● **STATED PROBLEM A**: In the rows below, repeat every line exactly, starting with the line that contains "table-row[interactable]: cut Contin" and going on through the line that contains "panel-header: Layers [116, 34, 720, 76]".

● **TEXT**:
>> Begin

Every human organization, whether family circle or megacorporation, needs people who can identify potential hurdles and work around them. At ITER, one of these "fixer" roles is held by Colette Ricketts and the other three members of the System Management Section she heads.

Colette, who wrote her PhD thesis on "Solid-state small particle magnetic systems," could have pursued a career in pure physics. However after working for a couple of years designing and maintaining laser interferometer systems for the JET and COMPASS tokamaks at UKAEA, she realized that she had an ability to sense why things sometimes take a wrong twist, and a natural skill for getting them fixed.

As she progressively moved from science and technology to the management and control of large UKAEA projects, organizational performance became her "core competence." Colette's reputation as a "fixer" was established.

After 18 years at UKAEA-Culham, she joined the ITER Project Office in 2011 and, as the Division was reorganized in early 2012, came up with a proposal for an improvement program modelled on what she had done at UKAEA.

At a time when ITER was facing multiple challenges, it was essential to improve the project's performance and efficiency. "I followed my usual sequence," Colette explains, "first working with senior managers to define what we were trying to achieve, then interviewing people at all levels of the Organization to identify and analyze the barriers that stand on the way to success."

In business parlance, this is called "root cause analysis." Basically it is attempting to identify what can be wrong in the way work is organized.

The initiative, which the ITER Director-General officially presented during an all-staff meeting on 23 January 2012 in Manosque, was given the catchy name "Improve(IT)².'' It called on staff members to continuously ask themselves whether they could streamline the way they perform their task: in Deputy Director-General Rich Hawryluk's words, "constantly looking for opportunities to simplify our procedures and practices."

>> End

● **Region boundary data**:
>> Begin

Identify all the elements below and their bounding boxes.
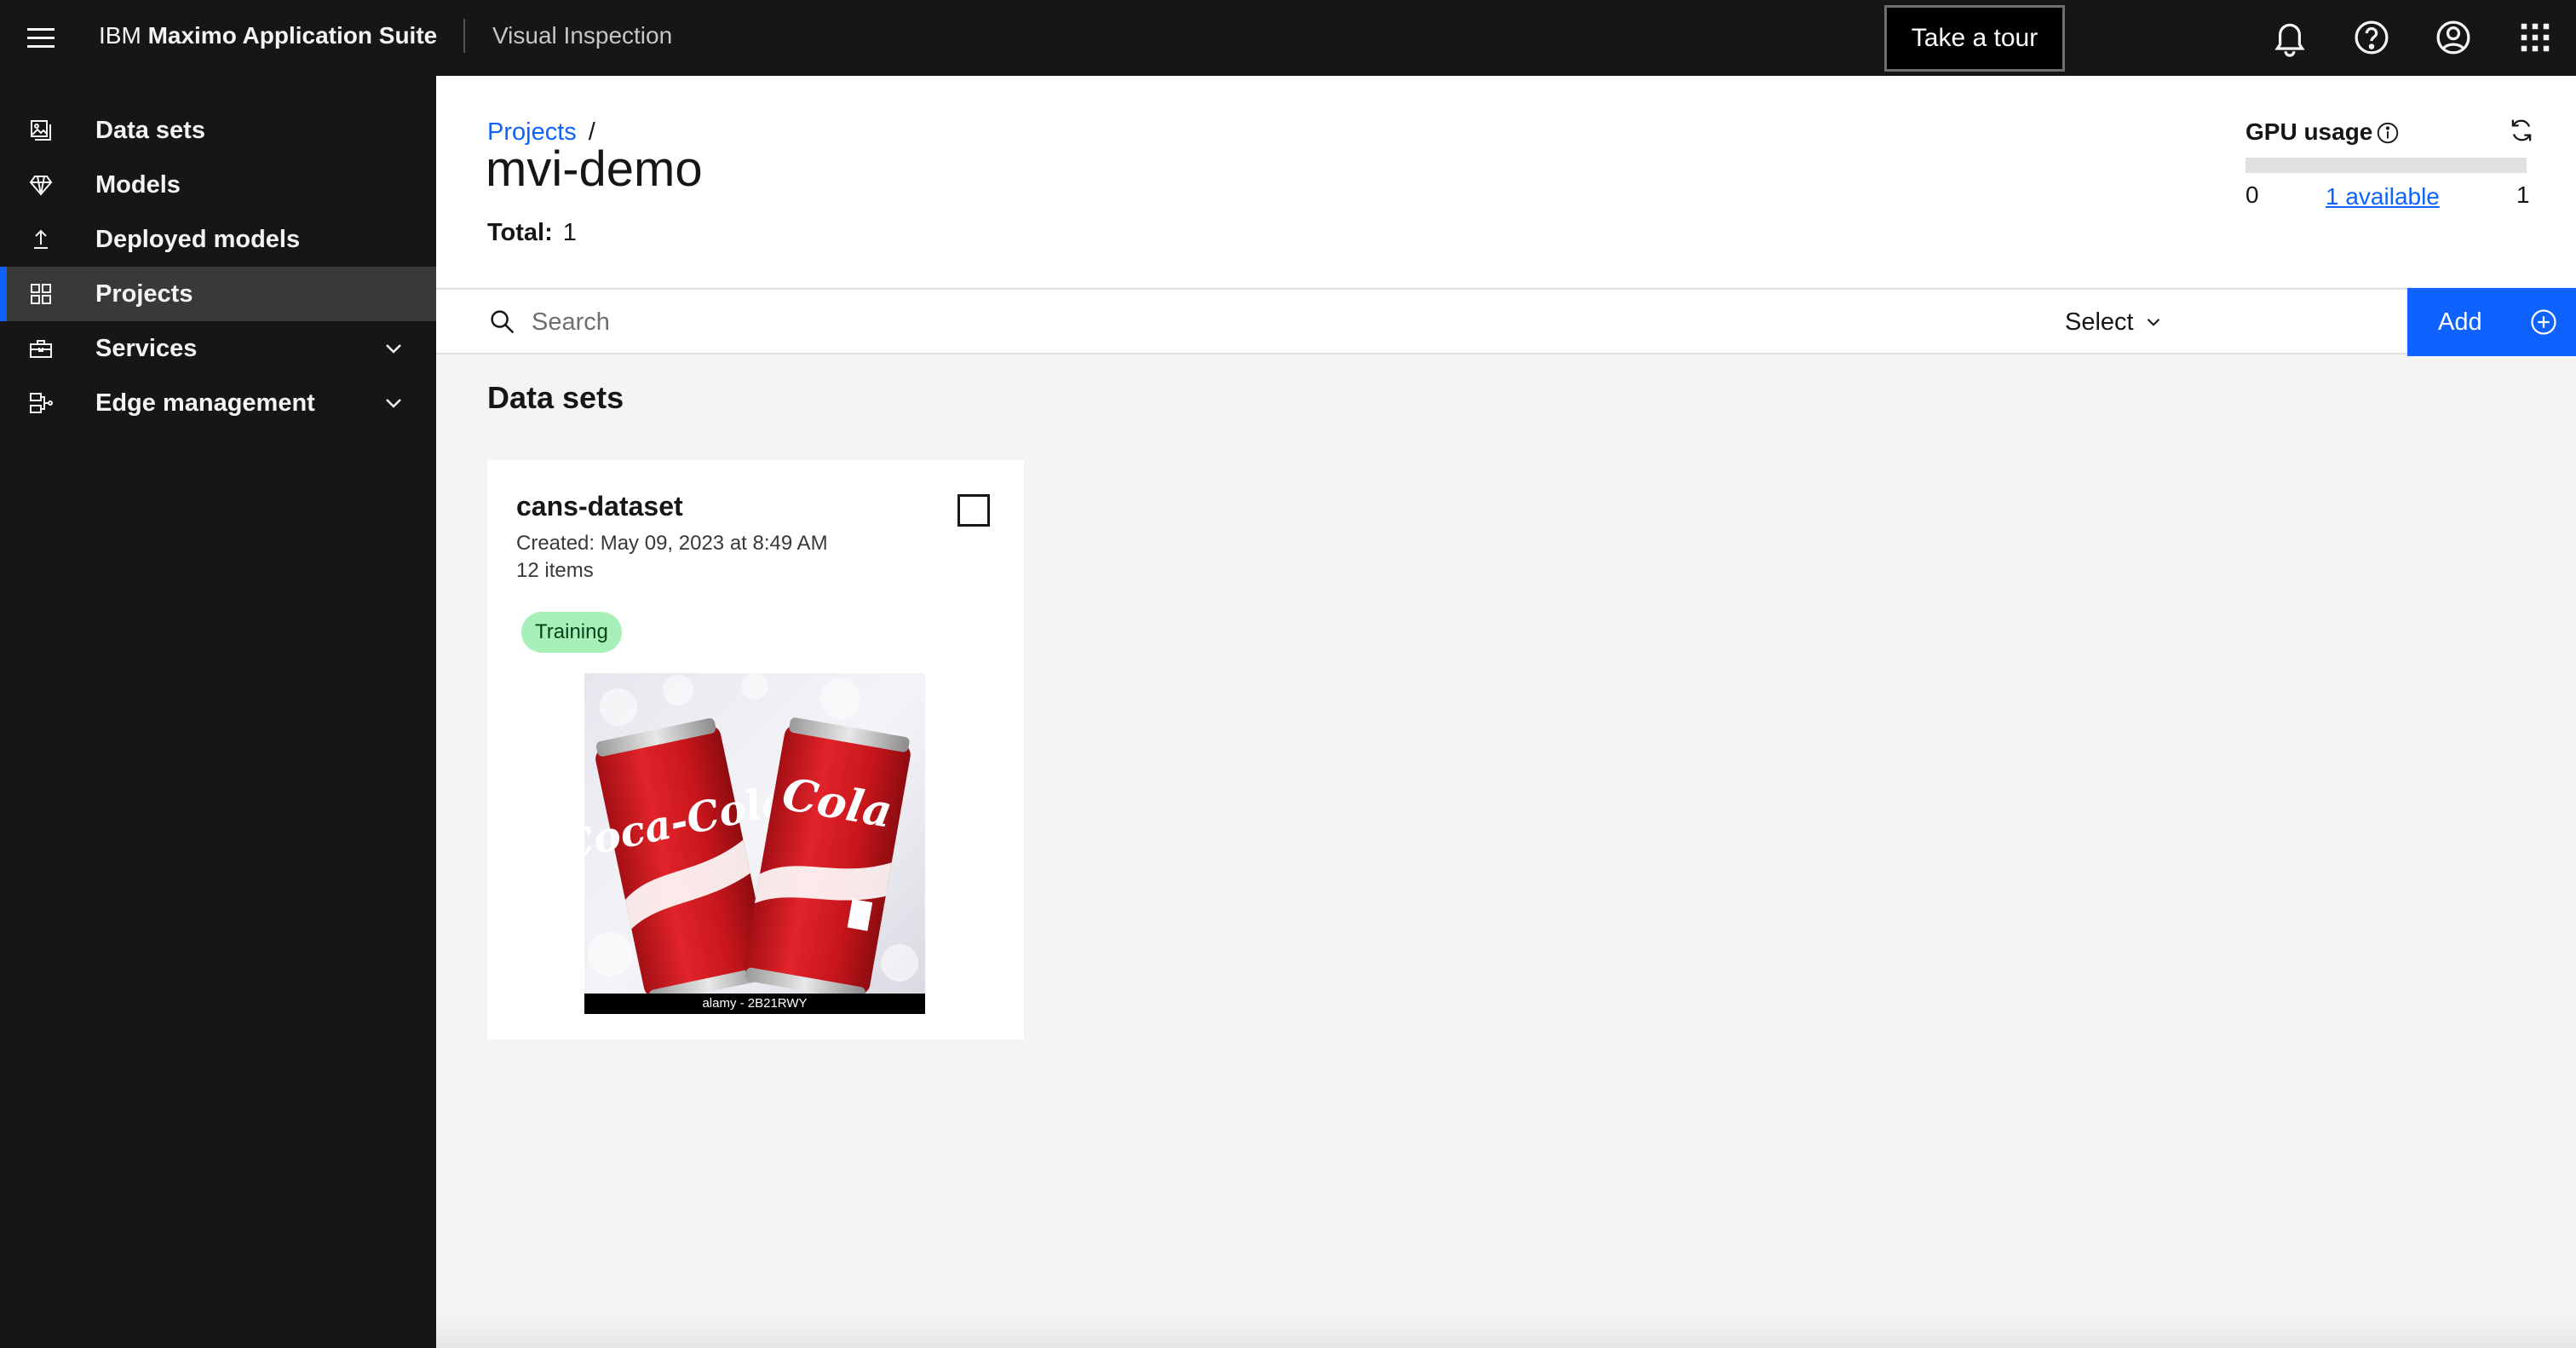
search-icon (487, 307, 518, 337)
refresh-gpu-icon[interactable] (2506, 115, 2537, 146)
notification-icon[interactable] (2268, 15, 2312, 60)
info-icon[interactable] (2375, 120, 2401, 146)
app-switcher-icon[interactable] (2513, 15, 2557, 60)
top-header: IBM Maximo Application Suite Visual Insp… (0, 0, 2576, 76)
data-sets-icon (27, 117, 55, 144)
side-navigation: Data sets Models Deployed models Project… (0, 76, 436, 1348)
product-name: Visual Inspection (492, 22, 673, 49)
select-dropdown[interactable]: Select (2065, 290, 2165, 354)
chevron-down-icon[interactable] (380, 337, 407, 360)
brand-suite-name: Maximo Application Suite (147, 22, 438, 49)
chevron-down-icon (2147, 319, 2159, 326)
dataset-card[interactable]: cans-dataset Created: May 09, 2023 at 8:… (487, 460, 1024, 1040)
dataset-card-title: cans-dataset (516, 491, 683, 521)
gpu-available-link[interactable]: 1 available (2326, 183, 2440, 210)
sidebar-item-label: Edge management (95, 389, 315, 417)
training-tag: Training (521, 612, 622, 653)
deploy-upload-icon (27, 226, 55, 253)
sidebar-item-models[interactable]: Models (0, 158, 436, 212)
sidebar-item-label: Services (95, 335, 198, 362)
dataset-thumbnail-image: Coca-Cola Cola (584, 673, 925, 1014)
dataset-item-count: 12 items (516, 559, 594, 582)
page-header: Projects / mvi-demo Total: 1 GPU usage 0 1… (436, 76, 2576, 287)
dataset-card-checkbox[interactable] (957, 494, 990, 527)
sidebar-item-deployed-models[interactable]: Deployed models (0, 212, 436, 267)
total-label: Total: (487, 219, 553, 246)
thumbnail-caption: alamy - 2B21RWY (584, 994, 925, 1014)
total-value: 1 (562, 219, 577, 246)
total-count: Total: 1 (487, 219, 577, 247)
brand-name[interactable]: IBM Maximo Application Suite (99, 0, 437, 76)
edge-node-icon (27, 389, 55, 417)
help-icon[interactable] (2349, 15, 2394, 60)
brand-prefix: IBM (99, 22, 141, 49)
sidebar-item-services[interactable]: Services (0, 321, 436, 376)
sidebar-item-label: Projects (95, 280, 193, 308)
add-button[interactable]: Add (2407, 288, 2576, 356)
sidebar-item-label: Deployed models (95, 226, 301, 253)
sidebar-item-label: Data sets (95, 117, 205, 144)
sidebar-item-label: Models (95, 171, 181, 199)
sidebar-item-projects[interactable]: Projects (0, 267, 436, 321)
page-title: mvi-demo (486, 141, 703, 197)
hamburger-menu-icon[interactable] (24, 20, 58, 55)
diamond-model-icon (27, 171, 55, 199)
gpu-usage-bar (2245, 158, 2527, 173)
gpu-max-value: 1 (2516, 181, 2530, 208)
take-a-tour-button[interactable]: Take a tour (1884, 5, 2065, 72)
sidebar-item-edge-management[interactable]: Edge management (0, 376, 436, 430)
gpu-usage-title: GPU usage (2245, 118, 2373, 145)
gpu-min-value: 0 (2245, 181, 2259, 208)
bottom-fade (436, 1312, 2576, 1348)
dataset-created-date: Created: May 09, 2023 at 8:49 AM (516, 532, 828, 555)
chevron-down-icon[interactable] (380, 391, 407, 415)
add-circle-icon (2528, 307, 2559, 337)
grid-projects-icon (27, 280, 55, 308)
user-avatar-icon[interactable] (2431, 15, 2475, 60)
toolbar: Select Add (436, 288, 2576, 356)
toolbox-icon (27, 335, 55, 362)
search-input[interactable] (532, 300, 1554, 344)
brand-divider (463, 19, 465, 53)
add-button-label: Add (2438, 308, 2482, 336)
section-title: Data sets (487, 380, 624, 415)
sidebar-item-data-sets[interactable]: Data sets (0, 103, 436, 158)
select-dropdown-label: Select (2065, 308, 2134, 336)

>> End
>> Begin

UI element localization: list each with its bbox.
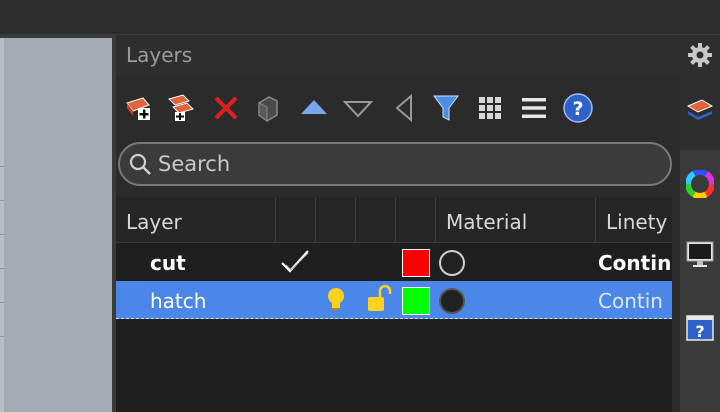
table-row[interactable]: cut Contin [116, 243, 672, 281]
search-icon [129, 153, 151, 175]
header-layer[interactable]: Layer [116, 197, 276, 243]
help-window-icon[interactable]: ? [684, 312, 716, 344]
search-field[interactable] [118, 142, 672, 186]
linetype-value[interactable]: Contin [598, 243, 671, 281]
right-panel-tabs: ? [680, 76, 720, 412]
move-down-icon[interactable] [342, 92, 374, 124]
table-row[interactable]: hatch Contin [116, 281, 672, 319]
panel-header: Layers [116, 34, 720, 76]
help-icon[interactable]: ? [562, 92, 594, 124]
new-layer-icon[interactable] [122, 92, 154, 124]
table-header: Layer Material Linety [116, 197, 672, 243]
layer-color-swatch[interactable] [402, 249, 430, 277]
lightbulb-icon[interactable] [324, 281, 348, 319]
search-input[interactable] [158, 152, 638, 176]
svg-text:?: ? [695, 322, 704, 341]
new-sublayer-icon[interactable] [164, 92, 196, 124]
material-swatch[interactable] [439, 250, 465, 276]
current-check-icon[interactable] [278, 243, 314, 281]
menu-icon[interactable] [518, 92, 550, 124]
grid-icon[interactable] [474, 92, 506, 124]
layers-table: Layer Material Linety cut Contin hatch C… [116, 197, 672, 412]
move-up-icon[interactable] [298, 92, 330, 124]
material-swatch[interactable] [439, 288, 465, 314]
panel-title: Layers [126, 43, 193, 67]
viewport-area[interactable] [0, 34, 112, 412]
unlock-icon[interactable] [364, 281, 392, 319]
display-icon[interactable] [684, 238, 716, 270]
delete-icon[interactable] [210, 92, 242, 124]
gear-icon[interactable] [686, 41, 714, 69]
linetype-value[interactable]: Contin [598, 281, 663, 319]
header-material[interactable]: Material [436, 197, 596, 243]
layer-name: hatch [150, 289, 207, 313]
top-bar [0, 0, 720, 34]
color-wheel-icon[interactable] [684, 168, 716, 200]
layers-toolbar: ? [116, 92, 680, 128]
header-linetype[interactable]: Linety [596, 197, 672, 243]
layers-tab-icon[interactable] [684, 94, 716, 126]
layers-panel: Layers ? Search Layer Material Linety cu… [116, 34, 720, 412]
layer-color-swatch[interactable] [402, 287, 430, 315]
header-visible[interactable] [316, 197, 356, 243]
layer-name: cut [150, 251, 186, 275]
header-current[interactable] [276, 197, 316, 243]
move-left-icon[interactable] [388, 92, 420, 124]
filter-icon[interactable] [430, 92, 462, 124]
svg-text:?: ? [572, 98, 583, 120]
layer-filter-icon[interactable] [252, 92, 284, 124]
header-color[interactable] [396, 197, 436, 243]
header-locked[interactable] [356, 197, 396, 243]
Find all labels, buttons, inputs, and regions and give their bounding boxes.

>> End

● **STATED PROBLEM B**: Rewrite the passage on ITER's System Management Section starting with "After 18 years" and going on through "done at UKAEA.", putting "efficiency program" in place of "improvement program".

● **FINAL ANSWER A**:
table-row[interactable]: cut Contin [116, 243, 672, 281]
search-icon [129, 153, 151, 175]
header-layer[interactable]: Layer [116, 197, 276, 243]
help-window-icon[interactable]: ? [684, 312, 716, 344]
search-field[interactable] [118, 142, 672, 186]
linetype-value[interactable]: Contin [598, 243, 671, 281]
right-panel-tabs: ? [680, 76, 720, 412]
move-down-icon[interactable] [342, 92, 374, 124]
table-row[interactable]: hatch Contin [116, 281, 672, 319]
panel-header: Layers [116, 34, 720, 76]

● **FINAL ANSWER B**:
After 18 years at UKAEA-Culham, she joined the ITER Project Office in 2011 and, as the Division was reorganized in early 2012, came up with a proposal for an efficiency program modelled on what she had done at UKAEA.